— Begin Material for this task —

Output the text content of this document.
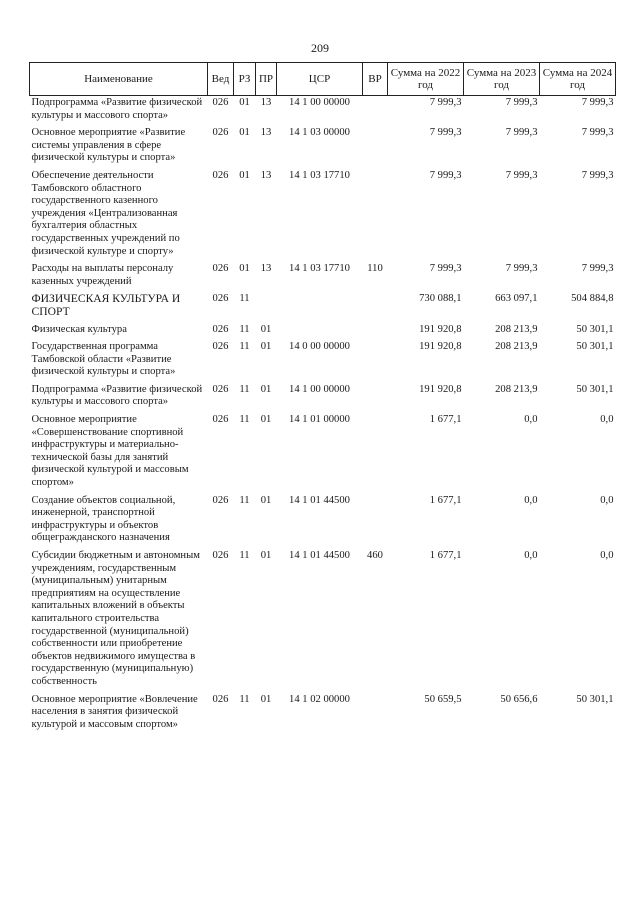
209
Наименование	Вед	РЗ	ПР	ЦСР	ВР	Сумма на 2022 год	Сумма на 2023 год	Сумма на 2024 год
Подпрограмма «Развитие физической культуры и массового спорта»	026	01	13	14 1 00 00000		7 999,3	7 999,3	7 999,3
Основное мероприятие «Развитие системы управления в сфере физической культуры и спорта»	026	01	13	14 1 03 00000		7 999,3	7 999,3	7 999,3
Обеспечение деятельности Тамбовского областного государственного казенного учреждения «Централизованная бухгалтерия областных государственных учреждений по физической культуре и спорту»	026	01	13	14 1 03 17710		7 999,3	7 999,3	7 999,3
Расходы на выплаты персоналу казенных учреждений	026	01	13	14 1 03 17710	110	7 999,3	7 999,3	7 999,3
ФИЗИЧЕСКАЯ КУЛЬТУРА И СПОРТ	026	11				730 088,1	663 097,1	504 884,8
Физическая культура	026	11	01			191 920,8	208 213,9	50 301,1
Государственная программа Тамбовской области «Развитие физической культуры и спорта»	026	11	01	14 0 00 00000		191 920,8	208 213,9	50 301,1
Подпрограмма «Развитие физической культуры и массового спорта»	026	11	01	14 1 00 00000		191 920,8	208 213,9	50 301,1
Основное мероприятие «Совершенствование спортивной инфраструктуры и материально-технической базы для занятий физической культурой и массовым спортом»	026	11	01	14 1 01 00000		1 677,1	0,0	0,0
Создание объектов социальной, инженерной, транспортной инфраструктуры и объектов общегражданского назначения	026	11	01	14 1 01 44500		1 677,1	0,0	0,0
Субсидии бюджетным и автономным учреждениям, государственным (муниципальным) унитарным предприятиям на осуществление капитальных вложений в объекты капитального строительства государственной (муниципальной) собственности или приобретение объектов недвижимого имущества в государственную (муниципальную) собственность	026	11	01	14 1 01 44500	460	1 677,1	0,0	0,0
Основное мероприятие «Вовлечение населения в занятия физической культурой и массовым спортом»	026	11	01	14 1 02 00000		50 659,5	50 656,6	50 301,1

— End Material for this task —
— Begin Material for this task —

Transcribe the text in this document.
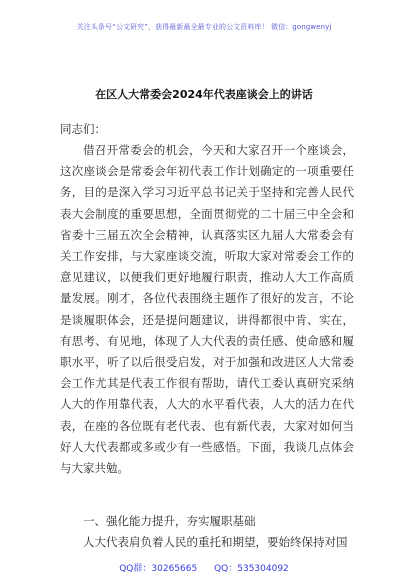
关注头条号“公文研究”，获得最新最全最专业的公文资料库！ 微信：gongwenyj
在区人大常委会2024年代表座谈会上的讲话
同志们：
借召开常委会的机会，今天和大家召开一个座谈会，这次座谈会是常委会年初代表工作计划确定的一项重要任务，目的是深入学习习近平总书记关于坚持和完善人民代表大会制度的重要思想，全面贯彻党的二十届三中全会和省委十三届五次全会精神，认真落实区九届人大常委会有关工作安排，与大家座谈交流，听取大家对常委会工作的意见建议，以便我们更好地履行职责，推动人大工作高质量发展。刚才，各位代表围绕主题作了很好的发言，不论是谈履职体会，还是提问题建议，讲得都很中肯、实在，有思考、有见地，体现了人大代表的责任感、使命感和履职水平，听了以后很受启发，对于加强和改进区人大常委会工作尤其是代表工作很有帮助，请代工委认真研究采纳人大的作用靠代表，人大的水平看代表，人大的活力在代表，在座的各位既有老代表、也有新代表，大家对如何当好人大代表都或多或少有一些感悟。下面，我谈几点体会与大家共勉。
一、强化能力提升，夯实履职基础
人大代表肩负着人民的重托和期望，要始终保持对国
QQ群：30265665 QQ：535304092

— End Material for this task —

● **Goal of the exercise**
Find the word "text" in the data and show each line that holds it.

● **Task solution**
Output the text content of this document.
Transcribe the text in this document.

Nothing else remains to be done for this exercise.